» Task to complete: Can you output the records below exactly as they are written?

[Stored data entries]
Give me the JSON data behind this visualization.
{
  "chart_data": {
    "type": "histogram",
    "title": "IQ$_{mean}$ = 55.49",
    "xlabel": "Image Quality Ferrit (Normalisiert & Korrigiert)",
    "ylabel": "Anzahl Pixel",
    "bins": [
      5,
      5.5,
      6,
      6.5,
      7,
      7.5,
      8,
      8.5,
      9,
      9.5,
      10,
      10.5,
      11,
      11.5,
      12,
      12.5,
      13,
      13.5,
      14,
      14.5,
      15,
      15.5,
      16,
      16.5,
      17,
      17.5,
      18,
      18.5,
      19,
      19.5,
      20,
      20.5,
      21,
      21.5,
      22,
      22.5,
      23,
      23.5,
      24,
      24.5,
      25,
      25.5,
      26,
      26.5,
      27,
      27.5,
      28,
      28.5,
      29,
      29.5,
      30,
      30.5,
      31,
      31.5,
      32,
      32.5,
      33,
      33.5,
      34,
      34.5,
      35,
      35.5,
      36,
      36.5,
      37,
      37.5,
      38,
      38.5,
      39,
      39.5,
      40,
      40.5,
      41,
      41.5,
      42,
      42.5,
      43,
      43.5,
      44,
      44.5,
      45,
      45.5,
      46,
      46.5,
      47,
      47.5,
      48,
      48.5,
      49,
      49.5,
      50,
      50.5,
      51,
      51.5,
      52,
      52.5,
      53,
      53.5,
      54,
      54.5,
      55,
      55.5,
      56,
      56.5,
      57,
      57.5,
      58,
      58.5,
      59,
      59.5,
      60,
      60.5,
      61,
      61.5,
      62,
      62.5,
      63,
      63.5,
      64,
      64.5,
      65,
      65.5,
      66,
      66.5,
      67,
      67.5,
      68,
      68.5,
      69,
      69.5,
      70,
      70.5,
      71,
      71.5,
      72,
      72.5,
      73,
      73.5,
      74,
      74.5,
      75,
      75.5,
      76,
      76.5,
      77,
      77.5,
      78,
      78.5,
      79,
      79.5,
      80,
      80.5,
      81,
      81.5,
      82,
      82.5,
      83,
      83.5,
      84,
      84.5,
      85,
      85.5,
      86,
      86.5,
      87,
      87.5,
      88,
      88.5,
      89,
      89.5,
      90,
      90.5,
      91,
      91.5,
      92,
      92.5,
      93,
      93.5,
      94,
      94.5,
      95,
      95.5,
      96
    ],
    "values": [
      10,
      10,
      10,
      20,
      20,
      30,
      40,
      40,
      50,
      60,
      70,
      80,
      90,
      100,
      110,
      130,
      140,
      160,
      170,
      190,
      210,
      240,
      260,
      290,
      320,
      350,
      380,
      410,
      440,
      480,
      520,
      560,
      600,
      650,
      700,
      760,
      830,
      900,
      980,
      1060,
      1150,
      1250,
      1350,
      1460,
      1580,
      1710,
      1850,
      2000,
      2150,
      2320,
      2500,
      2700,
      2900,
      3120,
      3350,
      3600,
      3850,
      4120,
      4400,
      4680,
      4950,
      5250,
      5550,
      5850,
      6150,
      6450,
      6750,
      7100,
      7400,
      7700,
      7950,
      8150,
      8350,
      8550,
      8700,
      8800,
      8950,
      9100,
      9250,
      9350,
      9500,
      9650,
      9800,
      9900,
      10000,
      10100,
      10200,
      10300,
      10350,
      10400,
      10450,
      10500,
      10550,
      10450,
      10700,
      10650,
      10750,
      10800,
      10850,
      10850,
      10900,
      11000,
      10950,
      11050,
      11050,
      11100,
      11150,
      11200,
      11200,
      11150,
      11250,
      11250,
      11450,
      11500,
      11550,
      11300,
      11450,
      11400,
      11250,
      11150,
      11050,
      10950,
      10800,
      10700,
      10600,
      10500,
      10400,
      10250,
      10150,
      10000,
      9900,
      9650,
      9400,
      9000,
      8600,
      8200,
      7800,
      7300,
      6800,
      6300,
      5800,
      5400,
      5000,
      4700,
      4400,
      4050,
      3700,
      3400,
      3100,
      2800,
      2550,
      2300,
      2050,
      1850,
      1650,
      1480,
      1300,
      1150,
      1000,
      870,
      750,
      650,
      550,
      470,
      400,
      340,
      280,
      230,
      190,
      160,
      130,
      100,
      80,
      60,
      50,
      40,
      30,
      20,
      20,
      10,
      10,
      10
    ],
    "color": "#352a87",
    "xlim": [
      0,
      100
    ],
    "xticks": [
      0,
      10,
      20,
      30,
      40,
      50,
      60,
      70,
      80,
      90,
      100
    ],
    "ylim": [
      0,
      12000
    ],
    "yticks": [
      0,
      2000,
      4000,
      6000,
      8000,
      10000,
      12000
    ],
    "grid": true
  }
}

» Result of the exercise:
Give me the JSON data behind this visualization.
{
  "chart_data": {
    "type": "histogram",
    "title": "IQ$_{mean}$ = 55.49",
    "xlabel": "Image Quality Ferrit (Normalisiert & Korrigiert)",
    "ylabel": "Anzahl Pixel",
    "bins": [
      5,
      5.5,
      6,
      6.5,
      7,
      7.5,
      8,
      8.5,
      9,
      9.5,
      10,
      10.5,
      11,
      11.5,
      12,
      12.5,
      13,
      13.5,
      14,
      14.5,
      15,
      15.5,
      16,
      16.5,
      17,
      17.5,
      18,
      18.5,
      19,
      19.5,
      20,
      20.5,
      21,
      21.5,
      22,
      22.5,
      23,
      23.5,
      24,
      24.5,
      25,
      25.5,
      26,
      26.5,
      27,
      27.5,
      28,
      28.5,
      29,
      29.5,
      30,
      30.5,
      31,
      31.5,
      32,
      32.5,
      33,
      33.5,
      34,
      34.5,
      35,
      35.5,
      36,
      36.5,
      37,
      37.5,
      38,
      38.5,
      39,
      39.5,
      40,
      40.5,
      41,
      41.5,
      42,
      42.5,
      43,
      43.5,
      44,
      44.5,
      45,
      45.5,
      46,
      46.5,
      47,
      47.5,
      48,
      48.5,
      49,
      49.5,
      50,
      50.5,
      51,
      51.5,
      52,
      52.5,
      53,
      53.5,
      54,
      54.5,
      55,
      55.5,
      56,
      56.5,
      57,
      57.5,
      58,
      58.5,
      59,
      59.5,
      60,
      60.5,
      61,
      61.5,
      62,
      62.5,
      63,
      63.5,
      64,
      64.5,
      65,
      65.5,
      66,
      66.5,
      67,
      67.5,
      68,
      68.5,
      69,
      69.5,
      70,
      70.5,
      71,
      71.5,
      72,
      72.5,
      73,
      73.5,
      74,
      74.5,
      75,
      75.5,
      76,
      76.5,
      77,
      77.5,
      78,
      78.5,
      79,
      79.5,
      80,
      80.5,
      81,
      81.5,
      82,
      82.5,
      83,
      83.5,
      84,
      84.5,
      85,
      85.5,
      86,
      86.5,
      87,
      87.5,
      88,
      88.5,
      89,
      89.5,
      90,
      90.5,
      91,
      91.5,
      92,
      92.5,
      93,
      93.5,
      94,
      94.5,
      95,
      95.5,
      96
    ],
    "values": [
      10,
      10,
      10,
      20,
      20,
      30,
      40,
      40,
      50,
      60,
      70,
      80,
      90,
      100,
      110,
      130,
      140,
      160,
      170,
      190,
      210,
      240,
      260,
      290,
      320,
      350,
      380,
      410,
      440,
      480,
      520,
      560,
      600,
      650,
      700,
      760,
      830,
      900,
      980,
      1060,
      1150,
      1250,
      1350,
      1460,
      1580,
      1710,
      1850,
      2000,
      2150,
      2320,
      2500,
      2700,
      2900,
      3120,
      3350,
      3600,
      3850,
      4120,
      4400,
      4680,
      4950,
      5250,
      5550,
      5850,
      6150,
      6450,
      6750,
      7100,
      7400,
      7700,
      7950,
      8150,
      8350,
      8550,
      8700,
      8800,
      8950,
      9100,
      9250,
      9350,
      9500,
      9650,
      9800,
      9900,
      10000,
      10100,
      10200,
      10300,
      10350,
      10400,
      10450,
      10500,
      10550,
      10450,
      10700,
      10650,
      10750,
      10800,
      10850,
      10850,
      10900,
      11000,
      10950,
      11050,
      11050,
      11100,
      11150,
      11200,
      11200,
      11150,
      11250,
      11250,
      11450,
      11500,
      11550,
      11300,
      11450,
      11400,
      11250,
      11150,
      11050,
      10950,
      10800,
      10700,
      10600,
      10500,
      10400,
      10250,
      10150,
      10000,
      9900,
      9650,
      9400,
      9000,
      8600,
      8200,
      7800,
      7300,
      6800,
      6300,
      5800,
      5400,
      5000,
      4700,
      4400,
      4050,
      3700,
      3400,
      3100,
      2800,
      2550,
      2300,
      2050,
      1850,
      1650,
      1480,
      1300,
      1150,
      1000,
      870,
      750,
      650,
      550,
      470,
      400,
      340,
      280,
      230,
      190,
      160,
      130,
      100,
      80,
      60,
      50,
      40,
      30,
      20,
      20,
      10,
      10,
      10
    ],
    "color": "#352a87",
    "xlim": [
      0,
      100
    ],
    "xticks": [
      0,
      10,
      20,
      30,
      40,
      50,
      60,
      70,
      80,
      90,
      100
    ],
    "ylim": [
      0,
      12000
    ],
    "yticks": [
      0,
      2000,
      4000,
      6000,
      8000,
      10000,
      12000
    ],
    "grid": true
  }
}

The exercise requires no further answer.